[What the exercise asks]: Check each line of the listing, and copy it if it contains the word "Ответственный".
================================
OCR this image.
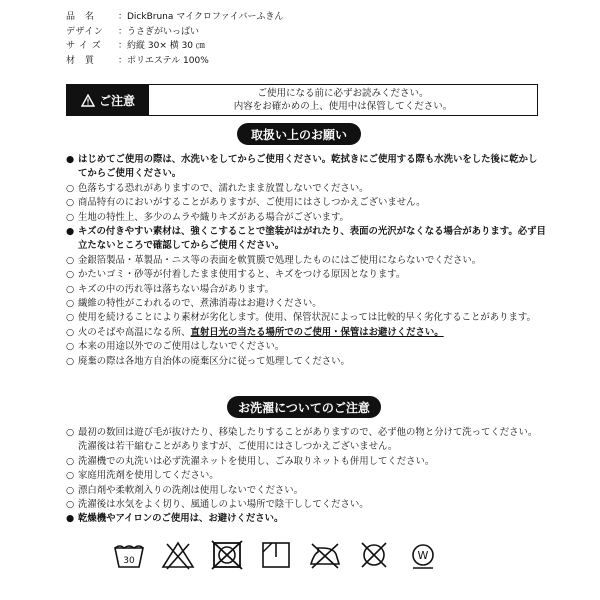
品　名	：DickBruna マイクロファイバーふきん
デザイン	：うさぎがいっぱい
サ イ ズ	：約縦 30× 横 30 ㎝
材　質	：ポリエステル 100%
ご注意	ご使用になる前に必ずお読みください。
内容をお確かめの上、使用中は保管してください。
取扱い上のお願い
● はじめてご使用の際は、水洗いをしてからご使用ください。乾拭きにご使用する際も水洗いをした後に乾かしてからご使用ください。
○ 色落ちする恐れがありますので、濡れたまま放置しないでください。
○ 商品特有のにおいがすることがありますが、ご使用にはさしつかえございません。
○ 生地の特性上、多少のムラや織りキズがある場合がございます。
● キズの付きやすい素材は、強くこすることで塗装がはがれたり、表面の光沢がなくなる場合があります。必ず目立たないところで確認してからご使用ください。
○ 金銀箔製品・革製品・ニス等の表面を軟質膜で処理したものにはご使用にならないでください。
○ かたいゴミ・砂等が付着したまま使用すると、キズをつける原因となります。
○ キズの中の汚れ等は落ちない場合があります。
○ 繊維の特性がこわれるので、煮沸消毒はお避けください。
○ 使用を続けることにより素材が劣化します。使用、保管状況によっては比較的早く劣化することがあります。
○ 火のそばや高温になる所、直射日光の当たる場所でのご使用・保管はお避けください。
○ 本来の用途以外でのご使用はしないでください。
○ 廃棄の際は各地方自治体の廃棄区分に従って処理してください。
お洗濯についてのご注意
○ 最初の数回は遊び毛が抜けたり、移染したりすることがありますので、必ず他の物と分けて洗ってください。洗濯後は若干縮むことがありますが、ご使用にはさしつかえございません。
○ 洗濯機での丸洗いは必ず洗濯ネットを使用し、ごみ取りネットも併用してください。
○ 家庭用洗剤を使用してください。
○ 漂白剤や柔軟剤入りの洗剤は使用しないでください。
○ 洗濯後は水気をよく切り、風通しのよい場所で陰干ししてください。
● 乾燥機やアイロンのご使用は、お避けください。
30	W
================================
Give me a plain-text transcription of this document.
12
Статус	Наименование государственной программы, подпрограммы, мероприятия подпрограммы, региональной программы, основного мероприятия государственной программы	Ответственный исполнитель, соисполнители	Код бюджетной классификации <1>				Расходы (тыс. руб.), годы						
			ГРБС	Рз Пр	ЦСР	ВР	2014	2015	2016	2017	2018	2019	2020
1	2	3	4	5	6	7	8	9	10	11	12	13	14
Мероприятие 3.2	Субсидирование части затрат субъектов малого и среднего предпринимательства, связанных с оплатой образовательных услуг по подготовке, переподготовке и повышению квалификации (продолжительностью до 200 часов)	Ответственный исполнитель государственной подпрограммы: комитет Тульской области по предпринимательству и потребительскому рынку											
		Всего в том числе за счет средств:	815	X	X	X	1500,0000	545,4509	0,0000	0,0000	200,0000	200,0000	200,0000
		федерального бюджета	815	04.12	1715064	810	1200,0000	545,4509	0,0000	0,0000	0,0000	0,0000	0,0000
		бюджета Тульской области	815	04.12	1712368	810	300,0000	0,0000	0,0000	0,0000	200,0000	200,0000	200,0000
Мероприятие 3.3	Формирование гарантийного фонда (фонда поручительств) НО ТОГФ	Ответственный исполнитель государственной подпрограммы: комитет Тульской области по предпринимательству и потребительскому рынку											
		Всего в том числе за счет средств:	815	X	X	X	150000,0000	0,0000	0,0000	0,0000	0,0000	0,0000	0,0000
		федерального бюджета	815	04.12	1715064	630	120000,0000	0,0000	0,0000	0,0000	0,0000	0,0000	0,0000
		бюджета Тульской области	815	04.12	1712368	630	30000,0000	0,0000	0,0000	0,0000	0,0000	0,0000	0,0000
================================
[The answer]:
Статус	Наименование государственной программы, подпрограммы, мероприятия подпрограммы, региональной программы, основного мероприятия государственной программы	Ответственный исполнитель, соисполнители	Код бюджетной классификации <1>				Расходы (тыс. руб.), годы						
Мероприятие 3.2	Субсидирование части затрат субъектов малого и среднего предпринимательства, связанных с оплатой образовательных услуг по подготовке, переподготовке и повышению квалификации (продолжительностью до 200 часов)	Ответственный исполнитель государственной подпрограммы: комитет Тульской области по предпринимательству и потребительскому рынку											
Мероприятие 3.3	Формирование гарантийного фонда (фонда поручительств) НО ТОГФ	Ответственный исполнитель государственной подпрограммы: комитет Тульской области по предпринимательству и потребительскому рынку											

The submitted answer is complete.